» **Goal**
Where the string "Temperature" occurs in the material below, report the whole line.
┌─ Input rows
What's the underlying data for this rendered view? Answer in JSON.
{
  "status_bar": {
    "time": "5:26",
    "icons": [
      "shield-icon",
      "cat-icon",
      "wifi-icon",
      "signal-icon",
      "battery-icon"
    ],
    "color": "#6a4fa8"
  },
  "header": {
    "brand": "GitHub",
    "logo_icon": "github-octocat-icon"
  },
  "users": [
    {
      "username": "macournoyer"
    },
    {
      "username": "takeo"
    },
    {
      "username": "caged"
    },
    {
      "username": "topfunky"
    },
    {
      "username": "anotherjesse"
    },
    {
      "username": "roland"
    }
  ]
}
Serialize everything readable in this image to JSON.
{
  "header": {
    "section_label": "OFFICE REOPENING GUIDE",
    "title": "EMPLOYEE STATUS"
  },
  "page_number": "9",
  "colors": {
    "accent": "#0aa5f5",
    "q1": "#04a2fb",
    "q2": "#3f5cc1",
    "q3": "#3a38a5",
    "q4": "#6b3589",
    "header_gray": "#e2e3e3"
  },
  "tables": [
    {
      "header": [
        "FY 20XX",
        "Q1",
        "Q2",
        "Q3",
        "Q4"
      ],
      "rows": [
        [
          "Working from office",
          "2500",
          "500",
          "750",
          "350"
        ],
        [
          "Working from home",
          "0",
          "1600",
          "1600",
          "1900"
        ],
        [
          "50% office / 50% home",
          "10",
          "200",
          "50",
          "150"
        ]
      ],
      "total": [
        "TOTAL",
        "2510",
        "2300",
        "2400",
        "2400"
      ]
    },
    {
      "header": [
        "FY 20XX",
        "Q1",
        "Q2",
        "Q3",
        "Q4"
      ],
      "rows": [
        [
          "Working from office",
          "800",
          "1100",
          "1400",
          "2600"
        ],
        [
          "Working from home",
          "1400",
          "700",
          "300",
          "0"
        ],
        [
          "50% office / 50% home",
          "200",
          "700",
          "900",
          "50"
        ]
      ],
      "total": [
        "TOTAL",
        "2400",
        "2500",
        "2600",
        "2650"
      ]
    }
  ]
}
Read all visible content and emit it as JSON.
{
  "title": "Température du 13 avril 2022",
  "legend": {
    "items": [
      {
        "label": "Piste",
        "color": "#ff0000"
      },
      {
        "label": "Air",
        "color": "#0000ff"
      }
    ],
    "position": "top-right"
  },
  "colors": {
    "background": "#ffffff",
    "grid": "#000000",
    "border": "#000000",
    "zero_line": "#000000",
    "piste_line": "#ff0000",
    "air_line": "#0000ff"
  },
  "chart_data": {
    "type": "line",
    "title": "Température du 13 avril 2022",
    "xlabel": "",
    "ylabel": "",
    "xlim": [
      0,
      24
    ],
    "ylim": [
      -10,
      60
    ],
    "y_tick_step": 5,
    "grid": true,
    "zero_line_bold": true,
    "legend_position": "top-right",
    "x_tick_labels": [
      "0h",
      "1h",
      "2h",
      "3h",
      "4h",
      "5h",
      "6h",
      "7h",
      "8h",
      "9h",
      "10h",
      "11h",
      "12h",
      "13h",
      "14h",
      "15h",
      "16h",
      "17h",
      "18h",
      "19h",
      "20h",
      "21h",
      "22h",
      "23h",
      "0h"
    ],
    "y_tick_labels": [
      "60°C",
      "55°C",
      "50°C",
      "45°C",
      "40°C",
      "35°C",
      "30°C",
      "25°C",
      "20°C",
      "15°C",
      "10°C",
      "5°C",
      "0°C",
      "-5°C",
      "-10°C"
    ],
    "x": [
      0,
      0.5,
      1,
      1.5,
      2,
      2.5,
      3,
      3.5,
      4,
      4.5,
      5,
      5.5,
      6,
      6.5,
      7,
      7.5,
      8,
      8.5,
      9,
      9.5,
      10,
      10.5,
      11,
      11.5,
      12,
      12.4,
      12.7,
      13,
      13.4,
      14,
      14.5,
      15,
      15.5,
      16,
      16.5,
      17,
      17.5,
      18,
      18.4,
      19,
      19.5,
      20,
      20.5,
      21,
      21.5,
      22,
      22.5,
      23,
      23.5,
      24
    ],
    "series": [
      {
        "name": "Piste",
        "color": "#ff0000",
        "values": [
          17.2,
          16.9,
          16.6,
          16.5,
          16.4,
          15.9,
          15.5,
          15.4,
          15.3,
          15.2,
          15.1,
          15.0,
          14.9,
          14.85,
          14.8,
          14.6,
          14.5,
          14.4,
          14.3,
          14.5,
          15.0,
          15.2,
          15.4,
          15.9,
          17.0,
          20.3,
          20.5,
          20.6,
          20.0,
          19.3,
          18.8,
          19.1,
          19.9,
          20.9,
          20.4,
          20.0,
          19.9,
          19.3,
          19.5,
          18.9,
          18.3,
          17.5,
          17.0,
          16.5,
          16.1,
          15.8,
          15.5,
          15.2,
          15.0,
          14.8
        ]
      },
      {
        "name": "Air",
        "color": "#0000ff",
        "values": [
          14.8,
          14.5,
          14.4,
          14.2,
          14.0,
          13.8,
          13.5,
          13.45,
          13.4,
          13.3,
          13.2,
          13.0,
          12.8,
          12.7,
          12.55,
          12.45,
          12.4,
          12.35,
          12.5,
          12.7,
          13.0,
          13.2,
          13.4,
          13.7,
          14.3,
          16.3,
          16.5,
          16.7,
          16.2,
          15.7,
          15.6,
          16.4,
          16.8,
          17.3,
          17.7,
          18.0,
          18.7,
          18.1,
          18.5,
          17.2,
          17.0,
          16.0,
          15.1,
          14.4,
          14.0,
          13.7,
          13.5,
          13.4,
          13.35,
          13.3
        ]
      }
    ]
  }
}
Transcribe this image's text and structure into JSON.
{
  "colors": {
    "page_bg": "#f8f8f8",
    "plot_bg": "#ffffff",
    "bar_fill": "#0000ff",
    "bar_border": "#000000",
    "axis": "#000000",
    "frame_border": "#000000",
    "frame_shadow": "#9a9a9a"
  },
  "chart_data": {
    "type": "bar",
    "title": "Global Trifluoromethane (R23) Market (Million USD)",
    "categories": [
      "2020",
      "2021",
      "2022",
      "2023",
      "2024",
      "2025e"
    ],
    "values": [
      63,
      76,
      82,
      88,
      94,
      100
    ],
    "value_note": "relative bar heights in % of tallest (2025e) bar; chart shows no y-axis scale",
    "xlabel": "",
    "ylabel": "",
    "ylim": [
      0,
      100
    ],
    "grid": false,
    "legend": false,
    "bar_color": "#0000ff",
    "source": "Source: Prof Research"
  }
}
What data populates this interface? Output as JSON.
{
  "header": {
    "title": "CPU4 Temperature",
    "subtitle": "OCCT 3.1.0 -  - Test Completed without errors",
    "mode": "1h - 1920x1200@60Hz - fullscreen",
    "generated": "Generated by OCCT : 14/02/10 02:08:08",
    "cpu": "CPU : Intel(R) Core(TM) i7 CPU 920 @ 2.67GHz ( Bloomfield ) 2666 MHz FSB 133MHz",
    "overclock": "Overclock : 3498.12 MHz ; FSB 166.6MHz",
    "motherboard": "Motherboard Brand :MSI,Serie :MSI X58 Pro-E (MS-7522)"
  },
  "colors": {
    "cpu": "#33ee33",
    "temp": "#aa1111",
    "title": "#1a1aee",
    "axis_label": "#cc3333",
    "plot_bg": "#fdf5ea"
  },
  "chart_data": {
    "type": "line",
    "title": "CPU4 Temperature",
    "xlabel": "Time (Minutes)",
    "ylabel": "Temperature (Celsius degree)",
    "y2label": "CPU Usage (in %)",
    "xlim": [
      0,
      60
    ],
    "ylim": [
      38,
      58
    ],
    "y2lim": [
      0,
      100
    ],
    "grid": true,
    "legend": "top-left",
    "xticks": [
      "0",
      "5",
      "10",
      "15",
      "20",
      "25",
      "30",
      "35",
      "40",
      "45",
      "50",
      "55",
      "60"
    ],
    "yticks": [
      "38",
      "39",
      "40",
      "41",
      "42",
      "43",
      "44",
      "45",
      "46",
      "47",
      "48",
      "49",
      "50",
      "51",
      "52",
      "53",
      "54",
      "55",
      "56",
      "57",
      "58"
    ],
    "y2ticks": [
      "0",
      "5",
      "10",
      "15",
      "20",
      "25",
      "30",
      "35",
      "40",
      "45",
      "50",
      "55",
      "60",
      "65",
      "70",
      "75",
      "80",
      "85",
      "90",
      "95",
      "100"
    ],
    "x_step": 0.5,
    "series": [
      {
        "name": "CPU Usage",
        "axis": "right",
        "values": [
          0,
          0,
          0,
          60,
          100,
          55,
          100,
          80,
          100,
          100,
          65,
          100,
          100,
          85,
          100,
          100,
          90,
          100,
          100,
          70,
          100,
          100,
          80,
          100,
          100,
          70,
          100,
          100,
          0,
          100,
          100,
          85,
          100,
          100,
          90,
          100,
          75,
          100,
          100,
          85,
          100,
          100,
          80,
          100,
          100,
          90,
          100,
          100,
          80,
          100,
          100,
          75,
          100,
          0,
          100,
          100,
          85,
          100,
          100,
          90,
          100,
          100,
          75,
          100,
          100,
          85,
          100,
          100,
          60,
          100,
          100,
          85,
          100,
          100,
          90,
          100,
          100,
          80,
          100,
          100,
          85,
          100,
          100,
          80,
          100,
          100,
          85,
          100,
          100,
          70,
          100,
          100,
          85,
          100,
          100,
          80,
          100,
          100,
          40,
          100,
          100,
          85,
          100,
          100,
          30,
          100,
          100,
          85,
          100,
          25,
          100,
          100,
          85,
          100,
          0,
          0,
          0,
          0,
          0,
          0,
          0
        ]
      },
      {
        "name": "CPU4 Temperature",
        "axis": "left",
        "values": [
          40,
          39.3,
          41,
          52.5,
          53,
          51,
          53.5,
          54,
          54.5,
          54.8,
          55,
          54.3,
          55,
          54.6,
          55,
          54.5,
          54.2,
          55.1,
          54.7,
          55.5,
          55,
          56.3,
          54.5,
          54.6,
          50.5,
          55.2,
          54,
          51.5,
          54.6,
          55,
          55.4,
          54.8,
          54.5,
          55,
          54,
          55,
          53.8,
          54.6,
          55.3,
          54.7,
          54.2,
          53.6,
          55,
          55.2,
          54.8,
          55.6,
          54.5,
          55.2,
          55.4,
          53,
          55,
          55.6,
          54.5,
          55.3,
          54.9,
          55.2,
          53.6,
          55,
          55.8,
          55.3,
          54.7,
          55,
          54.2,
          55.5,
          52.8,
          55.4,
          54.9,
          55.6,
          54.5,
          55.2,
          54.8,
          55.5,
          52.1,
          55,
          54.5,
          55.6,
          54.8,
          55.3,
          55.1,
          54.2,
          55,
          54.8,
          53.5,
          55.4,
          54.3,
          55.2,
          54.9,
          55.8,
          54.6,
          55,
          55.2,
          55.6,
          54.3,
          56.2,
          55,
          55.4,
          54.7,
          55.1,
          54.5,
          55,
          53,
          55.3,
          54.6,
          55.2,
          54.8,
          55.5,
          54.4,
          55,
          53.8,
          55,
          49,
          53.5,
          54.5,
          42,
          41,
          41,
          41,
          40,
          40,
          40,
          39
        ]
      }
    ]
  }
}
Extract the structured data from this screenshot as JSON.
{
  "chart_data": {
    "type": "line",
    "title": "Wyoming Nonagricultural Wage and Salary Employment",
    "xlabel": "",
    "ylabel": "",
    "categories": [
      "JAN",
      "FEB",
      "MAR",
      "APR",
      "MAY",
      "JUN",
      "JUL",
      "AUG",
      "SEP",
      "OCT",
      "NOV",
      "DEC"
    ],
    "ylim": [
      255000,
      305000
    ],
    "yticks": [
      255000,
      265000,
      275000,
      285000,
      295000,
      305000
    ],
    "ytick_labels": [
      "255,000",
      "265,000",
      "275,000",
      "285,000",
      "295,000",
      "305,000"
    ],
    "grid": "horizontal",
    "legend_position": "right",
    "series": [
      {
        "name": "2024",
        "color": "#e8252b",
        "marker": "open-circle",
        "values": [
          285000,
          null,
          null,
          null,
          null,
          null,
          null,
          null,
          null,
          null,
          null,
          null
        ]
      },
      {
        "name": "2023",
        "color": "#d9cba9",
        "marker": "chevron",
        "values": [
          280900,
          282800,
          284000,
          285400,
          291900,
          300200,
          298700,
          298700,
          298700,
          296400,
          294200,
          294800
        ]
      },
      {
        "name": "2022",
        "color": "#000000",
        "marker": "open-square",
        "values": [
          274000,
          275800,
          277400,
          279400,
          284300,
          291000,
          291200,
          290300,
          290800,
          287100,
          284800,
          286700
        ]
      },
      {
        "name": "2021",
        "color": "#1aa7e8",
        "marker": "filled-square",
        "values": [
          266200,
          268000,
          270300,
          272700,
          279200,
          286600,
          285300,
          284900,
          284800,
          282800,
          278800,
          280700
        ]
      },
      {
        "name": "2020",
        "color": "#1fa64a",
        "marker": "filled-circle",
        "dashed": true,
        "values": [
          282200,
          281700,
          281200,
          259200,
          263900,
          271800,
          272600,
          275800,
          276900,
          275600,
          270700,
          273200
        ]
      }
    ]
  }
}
└─
» **Full solution**
    "title": "CPU4 Temperature",
    "title": "CPU4 Temperature",
    "ylabel": "Temperature (Celsius degree)",
        "name": "CPU4 Temperature",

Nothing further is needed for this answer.